Your instructions ▸ From the entries that follow, pick out all lines holding "bottom".

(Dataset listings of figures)
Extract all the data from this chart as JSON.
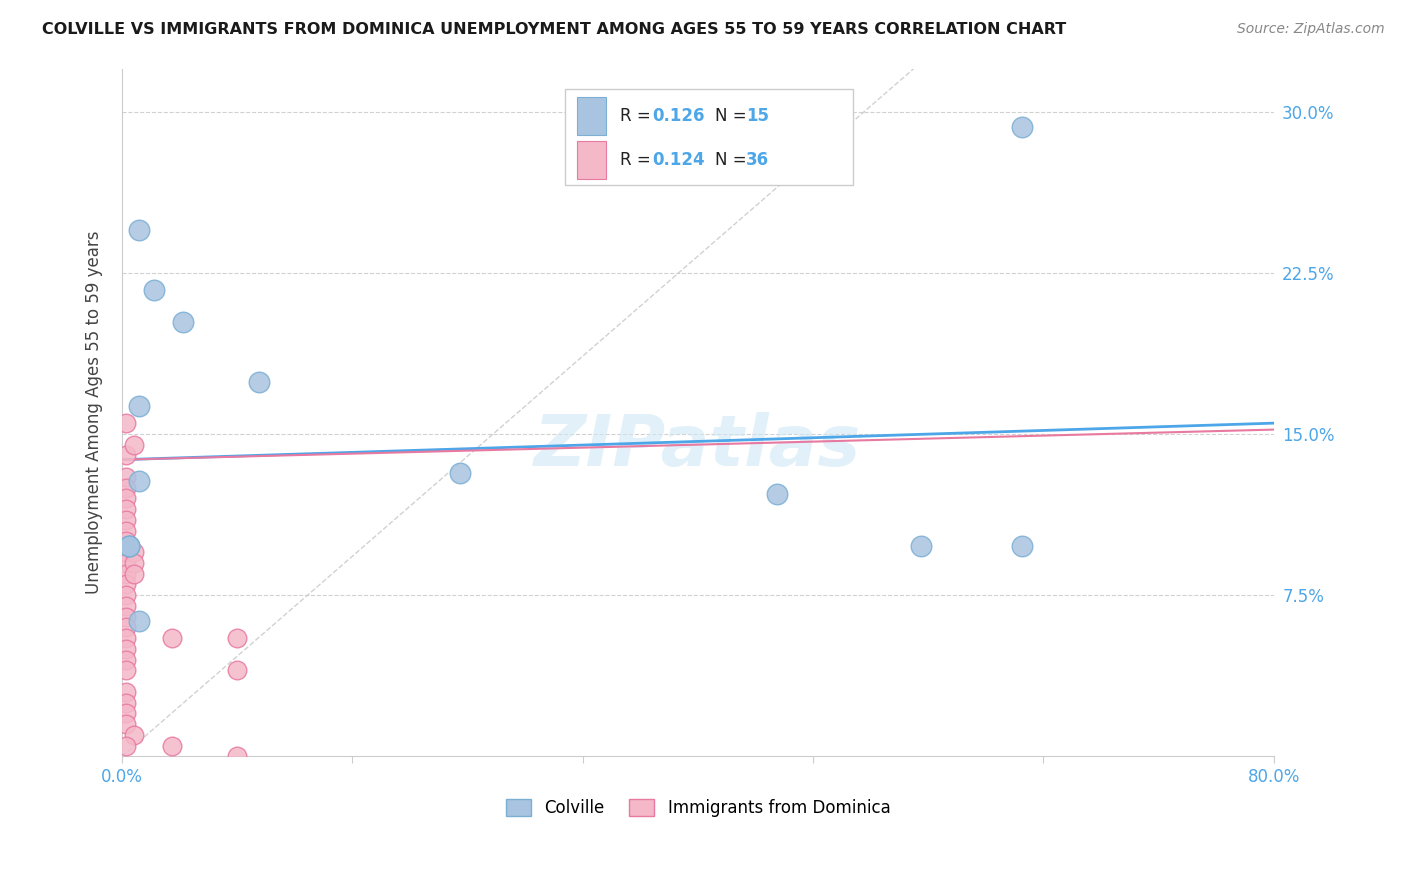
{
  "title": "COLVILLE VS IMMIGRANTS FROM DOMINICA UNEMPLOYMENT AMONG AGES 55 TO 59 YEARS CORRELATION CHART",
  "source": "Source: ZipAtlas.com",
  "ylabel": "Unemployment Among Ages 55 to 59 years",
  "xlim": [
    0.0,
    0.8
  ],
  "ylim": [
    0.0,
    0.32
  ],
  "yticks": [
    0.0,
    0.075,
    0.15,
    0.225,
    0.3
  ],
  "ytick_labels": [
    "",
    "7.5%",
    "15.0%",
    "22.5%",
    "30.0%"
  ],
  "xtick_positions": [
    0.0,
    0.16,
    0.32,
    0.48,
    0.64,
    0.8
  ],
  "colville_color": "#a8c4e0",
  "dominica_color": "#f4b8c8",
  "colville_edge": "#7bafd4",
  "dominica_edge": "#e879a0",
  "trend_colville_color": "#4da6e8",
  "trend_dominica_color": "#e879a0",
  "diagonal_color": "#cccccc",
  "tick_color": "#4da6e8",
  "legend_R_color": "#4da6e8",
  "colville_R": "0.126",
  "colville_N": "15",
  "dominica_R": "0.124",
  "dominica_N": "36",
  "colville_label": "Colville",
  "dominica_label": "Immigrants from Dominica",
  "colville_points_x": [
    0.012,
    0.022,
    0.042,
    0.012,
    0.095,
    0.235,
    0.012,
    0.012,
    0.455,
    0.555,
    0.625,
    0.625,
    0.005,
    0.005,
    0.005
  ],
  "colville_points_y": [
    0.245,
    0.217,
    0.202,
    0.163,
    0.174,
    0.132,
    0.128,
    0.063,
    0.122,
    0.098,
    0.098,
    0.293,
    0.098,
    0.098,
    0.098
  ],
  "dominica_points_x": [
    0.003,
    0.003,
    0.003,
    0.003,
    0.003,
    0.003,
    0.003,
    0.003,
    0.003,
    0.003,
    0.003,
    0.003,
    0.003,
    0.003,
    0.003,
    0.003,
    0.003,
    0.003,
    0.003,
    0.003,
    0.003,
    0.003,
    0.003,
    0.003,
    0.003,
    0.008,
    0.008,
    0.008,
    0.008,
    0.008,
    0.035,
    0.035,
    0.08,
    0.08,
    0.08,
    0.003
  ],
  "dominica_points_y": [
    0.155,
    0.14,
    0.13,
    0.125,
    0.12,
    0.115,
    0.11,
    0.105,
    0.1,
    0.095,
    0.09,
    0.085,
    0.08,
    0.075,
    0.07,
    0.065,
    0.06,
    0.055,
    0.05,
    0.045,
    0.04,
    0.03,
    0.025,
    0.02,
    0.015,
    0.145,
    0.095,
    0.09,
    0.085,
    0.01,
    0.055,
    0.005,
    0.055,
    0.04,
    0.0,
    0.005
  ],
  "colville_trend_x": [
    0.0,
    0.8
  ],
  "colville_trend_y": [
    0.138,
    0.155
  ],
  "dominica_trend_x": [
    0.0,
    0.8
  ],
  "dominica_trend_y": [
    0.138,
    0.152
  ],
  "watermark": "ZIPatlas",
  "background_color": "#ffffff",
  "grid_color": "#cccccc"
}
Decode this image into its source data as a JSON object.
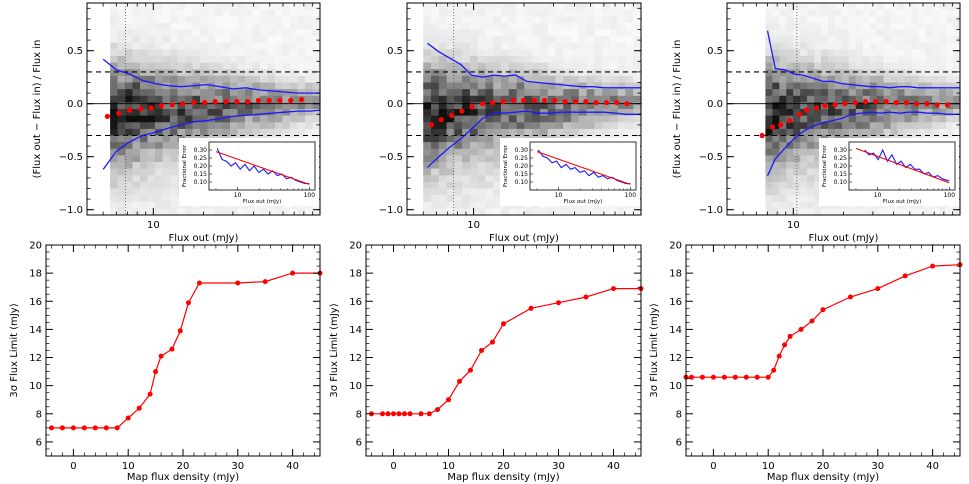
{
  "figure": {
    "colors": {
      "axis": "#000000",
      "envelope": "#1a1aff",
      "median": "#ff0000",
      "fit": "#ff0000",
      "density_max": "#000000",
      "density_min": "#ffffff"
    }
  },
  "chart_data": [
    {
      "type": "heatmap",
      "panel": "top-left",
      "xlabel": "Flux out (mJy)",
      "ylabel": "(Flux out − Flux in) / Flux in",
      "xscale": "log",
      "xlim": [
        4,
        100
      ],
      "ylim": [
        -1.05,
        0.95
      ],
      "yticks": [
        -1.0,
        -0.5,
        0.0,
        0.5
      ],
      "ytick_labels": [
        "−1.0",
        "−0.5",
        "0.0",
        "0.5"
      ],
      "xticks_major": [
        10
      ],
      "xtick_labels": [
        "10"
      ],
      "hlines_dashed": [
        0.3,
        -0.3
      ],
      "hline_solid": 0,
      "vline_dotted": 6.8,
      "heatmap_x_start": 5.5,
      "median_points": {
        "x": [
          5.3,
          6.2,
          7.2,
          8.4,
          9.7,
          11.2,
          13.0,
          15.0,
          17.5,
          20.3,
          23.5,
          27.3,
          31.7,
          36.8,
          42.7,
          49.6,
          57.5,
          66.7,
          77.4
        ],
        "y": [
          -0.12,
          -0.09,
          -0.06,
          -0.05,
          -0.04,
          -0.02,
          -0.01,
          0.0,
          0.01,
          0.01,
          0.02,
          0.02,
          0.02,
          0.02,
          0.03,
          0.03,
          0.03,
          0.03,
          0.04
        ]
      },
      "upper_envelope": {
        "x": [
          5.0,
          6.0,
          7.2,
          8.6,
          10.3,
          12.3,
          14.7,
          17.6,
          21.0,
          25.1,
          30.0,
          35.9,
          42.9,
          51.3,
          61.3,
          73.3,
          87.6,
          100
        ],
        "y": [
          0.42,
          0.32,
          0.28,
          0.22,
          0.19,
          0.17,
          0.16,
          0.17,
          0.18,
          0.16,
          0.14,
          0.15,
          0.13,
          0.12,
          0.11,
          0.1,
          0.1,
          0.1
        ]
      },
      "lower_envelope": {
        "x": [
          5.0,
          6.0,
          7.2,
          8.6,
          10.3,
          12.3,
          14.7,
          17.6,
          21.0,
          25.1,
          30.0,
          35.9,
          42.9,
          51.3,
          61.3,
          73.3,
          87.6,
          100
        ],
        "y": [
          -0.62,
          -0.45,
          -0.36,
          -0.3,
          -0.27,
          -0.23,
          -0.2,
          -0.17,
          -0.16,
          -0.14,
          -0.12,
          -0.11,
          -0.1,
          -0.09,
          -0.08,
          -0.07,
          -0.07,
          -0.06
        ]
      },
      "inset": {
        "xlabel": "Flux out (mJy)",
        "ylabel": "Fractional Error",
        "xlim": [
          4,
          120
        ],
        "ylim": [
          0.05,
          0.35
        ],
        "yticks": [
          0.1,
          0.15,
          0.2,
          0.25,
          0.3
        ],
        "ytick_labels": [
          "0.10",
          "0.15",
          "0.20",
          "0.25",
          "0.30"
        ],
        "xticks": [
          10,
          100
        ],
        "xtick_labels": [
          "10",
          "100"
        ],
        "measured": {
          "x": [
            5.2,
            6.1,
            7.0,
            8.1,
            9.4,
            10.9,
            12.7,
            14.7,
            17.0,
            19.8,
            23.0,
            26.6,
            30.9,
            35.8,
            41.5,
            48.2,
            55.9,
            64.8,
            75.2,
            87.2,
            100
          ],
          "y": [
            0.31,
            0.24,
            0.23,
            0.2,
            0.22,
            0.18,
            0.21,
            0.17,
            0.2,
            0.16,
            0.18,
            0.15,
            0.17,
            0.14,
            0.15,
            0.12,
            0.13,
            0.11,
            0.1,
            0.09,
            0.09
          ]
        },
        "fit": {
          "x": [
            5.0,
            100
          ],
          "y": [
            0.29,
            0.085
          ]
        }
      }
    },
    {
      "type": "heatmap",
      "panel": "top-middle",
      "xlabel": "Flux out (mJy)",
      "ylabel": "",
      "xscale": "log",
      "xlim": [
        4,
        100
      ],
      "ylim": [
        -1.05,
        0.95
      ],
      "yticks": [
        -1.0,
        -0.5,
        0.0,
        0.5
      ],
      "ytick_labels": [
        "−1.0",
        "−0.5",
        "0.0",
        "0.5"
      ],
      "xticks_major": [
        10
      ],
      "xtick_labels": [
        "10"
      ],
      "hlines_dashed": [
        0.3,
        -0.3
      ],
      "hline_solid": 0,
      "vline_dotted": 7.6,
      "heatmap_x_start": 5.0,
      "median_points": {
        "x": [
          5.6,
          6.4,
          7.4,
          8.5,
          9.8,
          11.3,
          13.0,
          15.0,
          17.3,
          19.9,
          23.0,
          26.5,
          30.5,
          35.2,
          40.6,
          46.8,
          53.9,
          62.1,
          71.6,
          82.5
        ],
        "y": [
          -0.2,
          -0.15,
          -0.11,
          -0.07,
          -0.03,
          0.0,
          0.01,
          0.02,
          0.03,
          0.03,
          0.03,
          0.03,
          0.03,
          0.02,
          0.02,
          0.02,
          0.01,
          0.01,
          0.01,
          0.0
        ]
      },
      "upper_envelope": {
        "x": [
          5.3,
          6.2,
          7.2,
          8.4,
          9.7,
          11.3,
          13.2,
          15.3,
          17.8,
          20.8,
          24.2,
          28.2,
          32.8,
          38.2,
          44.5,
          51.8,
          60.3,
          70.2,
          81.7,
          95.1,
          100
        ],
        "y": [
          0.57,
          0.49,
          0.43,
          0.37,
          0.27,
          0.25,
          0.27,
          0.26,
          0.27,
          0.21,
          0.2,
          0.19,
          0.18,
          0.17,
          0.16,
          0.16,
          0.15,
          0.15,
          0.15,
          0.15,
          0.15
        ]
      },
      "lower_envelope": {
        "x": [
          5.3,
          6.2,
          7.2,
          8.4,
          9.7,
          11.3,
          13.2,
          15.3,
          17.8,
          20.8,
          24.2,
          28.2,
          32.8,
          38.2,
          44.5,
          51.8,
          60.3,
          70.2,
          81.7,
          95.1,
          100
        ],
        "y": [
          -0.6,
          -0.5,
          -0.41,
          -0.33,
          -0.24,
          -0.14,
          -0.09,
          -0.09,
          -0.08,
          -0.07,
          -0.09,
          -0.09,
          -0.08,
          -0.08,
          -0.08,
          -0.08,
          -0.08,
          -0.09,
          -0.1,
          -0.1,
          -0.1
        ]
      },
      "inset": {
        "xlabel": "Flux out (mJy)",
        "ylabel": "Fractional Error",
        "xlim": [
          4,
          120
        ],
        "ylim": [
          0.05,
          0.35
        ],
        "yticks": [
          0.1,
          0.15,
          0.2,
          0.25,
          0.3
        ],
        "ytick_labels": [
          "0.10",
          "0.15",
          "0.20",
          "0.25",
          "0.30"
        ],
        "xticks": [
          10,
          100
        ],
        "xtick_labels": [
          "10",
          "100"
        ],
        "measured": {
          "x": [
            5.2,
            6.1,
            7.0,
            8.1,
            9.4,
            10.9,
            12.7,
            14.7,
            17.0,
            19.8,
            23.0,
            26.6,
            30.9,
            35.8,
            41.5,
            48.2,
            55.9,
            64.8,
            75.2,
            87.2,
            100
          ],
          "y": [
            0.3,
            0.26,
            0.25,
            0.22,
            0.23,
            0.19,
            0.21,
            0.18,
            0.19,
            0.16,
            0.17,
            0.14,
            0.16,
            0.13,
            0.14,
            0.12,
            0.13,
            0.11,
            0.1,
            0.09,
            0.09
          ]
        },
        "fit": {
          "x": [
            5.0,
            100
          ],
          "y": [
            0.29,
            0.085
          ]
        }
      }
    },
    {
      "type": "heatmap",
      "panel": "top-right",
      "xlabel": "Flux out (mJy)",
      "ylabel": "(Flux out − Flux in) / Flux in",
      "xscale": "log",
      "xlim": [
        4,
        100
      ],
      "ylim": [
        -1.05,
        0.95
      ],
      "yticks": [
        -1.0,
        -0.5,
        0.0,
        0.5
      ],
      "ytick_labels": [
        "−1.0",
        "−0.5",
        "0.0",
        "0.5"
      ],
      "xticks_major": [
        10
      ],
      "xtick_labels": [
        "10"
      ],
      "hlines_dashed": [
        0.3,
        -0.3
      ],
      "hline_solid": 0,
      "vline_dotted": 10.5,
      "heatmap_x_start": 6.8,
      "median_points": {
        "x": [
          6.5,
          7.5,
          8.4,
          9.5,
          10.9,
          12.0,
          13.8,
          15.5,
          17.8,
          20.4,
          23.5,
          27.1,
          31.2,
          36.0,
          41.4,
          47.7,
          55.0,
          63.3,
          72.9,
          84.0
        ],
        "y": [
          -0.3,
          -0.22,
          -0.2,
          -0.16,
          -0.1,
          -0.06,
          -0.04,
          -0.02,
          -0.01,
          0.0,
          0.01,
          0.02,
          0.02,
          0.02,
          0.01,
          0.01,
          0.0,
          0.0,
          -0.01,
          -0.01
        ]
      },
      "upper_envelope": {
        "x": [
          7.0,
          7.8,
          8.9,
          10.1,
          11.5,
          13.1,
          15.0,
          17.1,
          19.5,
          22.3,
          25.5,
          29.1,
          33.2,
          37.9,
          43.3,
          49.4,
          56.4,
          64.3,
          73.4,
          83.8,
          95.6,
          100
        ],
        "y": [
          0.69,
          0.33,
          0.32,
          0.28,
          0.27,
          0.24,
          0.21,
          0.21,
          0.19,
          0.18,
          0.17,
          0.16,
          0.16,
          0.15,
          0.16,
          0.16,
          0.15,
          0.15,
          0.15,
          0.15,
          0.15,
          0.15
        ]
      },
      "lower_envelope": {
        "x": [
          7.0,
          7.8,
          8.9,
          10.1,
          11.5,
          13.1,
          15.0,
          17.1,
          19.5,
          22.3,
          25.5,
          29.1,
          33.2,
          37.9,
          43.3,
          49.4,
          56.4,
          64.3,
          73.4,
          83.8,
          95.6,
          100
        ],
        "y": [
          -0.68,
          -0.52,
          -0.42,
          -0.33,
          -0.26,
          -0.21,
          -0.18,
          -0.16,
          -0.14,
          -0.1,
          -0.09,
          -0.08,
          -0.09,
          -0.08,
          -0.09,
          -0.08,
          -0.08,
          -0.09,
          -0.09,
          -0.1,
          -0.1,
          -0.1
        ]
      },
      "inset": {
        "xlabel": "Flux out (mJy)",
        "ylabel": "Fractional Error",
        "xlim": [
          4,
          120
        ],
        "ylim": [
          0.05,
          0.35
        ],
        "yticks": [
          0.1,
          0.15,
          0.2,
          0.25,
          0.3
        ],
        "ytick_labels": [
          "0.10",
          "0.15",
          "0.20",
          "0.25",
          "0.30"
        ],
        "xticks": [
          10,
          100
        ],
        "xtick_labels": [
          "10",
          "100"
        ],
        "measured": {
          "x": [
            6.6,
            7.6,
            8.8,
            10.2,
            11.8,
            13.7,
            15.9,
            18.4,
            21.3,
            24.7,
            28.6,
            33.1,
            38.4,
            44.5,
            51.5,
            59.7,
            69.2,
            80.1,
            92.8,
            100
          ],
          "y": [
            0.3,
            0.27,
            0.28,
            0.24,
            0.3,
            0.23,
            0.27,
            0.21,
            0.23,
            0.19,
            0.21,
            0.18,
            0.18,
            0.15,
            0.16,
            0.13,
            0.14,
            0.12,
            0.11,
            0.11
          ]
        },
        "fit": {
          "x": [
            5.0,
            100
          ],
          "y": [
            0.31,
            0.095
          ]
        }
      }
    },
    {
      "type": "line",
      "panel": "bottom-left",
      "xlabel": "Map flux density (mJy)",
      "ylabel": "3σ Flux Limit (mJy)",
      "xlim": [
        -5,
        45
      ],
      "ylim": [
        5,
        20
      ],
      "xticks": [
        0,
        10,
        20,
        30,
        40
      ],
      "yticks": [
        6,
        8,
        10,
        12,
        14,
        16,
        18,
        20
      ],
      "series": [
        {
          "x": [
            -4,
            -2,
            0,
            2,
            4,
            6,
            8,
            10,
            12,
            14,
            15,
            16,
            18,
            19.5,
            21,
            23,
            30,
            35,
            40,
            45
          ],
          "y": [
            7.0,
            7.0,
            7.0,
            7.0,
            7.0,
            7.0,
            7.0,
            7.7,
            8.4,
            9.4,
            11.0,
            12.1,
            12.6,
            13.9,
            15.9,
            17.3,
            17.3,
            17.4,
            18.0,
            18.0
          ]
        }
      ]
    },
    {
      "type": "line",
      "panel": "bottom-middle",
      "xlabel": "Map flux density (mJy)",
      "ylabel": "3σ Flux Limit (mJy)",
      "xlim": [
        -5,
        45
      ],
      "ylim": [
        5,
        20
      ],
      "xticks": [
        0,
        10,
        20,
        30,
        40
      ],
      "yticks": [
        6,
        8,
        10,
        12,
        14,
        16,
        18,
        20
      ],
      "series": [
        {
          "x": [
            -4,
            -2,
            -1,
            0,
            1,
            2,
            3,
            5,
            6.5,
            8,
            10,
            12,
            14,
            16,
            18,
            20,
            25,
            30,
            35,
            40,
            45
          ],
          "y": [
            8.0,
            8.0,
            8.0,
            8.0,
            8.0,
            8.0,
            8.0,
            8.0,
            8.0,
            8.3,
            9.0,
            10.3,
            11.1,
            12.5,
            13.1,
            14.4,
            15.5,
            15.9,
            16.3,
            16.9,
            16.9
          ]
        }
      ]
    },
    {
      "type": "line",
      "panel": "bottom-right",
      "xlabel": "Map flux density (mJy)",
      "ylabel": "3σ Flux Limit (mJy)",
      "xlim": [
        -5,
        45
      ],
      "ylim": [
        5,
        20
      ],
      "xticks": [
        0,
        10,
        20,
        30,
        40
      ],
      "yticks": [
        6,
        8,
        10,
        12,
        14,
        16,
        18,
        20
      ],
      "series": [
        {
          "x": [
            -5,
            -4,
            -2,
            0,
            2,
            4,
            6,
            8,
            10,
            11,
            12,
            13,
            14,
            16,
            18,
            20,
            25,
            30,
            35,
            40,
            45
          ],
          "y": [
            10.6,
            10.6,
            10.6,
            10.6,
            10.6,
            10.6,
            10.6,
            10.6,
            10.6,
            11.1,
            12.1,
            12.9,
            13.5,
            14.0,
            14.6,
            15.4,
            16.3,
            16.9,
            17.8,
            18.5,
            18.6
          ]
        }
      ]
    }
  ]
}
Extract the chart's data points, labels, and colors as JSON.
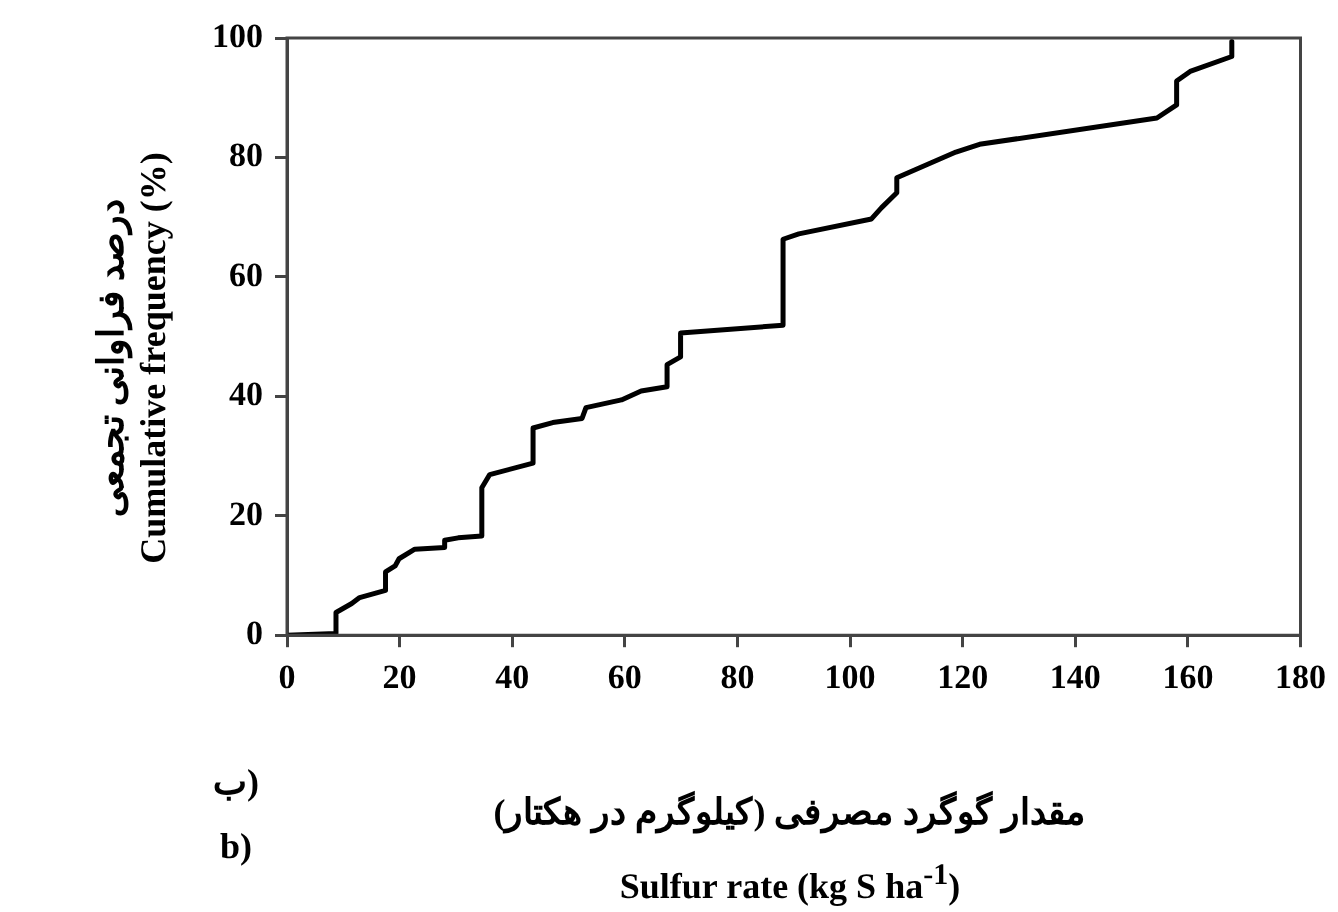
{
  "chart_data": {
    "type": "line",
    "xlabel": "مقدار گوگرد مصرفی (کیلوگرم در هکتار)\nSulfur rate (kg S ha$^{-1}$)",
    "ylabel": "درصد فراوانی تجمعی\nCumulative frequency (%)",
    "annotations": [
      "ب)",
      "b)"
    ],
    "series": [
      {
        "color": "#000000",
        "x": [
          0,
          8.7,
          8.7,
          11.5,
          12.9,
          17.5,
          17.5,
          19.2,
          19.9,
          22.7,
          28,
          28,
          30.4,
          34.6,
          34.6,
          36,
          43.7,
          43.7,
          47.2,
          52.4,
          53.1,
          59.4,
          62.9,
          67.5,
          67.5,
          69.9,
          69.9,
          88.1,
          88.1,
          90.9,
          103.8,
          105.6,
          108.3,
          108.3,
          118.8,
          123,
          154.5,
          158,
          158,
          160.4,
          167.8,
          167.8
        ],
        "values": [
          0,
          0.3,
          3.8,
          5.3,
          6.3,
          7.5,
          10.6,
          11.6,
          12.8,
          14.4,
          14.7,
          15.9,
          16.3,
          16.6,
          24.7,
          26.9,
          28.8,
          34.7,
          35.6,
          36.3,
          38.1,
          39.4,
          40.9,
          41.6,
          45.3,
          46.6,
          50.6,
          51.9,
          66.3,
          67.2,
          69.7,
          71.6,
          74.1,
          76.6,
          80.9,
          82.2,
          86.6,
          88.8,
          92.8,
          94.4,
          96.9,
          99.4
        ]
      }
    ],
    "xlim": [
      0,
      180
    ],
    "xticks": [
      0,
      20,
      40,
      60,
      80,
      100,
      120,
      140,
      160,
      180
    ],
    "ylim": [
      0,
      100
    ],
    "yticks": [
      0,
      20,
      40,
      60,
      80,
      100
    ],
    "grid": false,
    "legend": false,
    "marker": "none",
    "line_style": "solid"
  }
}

The completed task ▸
      "panel": "bottom-left",
      "panel": "bottom-middle",
      "panel": "bottom-right",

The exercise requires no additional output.